» **Supplied information**
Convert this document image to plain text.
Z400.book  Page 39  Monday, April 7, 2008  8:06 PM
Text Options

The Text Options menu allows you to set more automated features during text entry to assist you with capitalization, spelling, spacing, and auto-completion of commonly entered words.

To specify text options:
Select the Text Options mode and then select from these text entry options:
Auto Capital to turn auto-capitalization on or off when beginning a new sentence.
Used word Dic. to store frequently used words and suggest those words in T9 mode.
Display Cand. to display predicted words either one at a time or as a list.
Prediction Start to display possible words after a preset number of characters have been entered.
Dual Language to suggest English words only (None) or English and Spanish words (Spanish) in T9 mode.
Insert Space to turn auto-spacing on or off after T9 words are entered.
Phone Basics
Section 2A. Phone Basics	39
...
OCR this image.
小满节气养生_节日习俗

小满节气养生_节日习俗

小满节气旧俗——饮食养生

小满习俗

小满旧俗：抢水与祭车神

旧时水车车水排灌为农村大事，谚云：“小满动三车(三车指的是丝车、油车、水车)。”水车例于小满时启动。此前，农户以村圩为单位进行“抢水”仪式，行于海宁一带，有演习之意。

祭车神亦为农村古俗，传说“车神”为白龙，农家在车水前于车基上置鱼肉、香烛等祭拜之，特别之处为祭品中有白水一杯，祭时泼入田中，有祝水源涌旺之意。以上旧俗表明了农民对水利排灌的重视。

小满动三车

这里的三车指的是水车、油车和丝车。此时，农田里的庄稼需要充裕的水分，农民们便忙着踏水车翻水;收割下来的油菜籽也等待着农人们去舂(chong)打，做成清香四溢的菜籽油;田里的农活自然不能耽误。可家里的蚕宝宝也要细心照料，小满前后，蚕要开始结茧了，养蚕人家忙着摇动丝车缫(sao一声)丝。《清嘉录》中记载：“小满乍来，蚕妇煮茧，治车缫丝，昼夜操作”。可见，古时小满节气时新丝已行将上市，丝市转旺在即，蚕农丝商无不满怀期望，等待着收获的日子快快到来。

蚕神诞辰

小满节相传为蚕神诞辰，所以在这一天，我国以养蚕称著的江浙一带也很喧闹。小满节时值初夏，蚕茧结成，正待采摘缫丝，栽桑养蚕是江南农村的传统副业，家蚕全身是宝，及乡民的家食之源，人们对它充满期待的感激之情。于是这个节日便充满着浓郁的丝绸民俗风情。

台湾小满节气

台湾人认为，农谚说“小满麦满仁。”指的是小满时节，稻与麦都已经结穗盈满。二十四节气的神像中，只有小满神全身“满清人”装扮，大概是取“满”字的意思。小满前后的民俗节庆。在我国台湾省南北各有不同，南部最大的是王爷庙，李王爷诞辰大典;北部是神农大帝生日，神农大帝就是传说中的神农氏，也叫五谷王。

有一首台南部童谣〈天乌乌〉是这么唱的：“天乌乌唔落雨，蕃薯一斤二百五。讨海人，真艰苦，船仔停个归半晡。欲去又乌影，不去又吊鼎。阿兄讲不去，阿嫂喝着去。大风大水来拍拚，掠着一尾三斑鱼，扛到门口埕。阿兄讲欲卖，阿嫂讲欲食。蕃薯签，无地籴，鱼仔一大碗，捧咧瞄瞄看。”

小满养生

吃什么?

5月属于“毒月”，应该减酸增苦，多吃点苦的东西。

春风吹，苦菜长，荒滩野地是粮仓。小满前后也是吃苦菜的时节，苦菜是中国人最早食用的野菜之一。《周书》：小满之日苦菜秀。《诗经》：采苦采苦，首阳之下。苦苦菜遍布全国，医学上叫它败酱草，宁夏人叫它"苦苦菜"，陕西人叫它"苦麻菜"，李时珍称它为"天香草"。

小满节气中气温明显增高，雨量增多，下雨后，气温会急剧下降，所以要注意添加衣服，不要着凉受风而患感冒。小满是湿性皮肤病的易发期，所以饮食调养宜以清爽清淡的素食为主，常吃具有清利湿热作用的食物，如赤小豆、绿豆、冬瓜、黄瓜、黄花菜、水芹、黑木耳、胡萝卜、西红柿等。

» **Given exercise**
Look through the listing and extract every line with "Basics" in it.

» **Response to the exercise**
Phone Basics
Section 2A. Phone Basics	39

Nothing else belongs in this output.